- [WORK TO BE COMPLETED]
Will you output all of the data below exactly, omitting the images?

[Items from a figure collection]

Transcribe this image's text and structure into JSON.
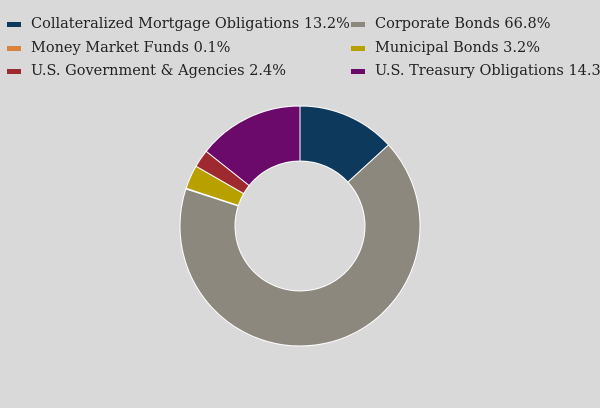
{
  "chart_data": {
    "type": "pie",
    "variant": "donut",
    "title": "",
    "legend_position": "top",
    "slices": [
      {
        "label": "Collateralized Mortgage Obligations",
        "value": 13.2,
        "value_text": "13.2%",
        "color": "#0d3a5c"
      },
      {
        "label": "Corporate Bonds",
        "value": 66.8,
        "value_text": "66.8%",
        "color": "#8c887e"
      },
      {
        "label": "Money Market Funds",
        "value": 0.1,
        "value_text": "0.1%",
        "color": "#d9823b"
      },
      {
        "label": "Municipal Bonds",
        "value": 3.2,
        "value_text": "3.2%",
        "color": "#b8a000"
      },
      {
        "label": "U.S. Government & Agencies",
        "value": 2.4,
        "value_text": "2.4%",
        "color": "#9e2a2f"
      },
      {
        "label": "U.S. Treasury Obligations",
        "value": 14.3,
        "value_text": "14.3%",
        "color": "#6b0a6b"
      }
    ]
  }
}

- [SOLUTION FOR THIS PROBLEM]
Transcribe this image's text and structure into JSON.
{
  "chart_data": {
    "type": "pie",
    "variant": "donut",
    "title": "",
    "legend_position": "top",
    "slices": [
      {
        "label": "Collateralized Mortgage Obligations",
        "value": 13.2,
        "value_text": "13.2%",
        "color": "#0d3a5c"
      },
      {
        "label": "Corporate Bonds",
        "value": 66.8,
        "value_text": "66.8%",
        "color": "#8c887e"
      },
      {
        "label": "Money Market Funds",
        "value": 0.1,
        "value_text": "0.1%",
        "color": "#d9823b"
      },
      {
        "label": "Municipal Bonds",
        "value": 3.2,
        "value_text": "3.2%",
        "color": "#b8a000"
      },
      {
        "label": "U.S. Government & Agencies",
        "value": 2.4,
        "value_text": "2.4%",
        "color": "#9e2a2f"
      },
      {
        "label": "U.S. Treasury Obligations",
        "value": 14.3,
        "value_text": "14.3%",
        "color": "#6b0a6b"
      }
    ]
  }
}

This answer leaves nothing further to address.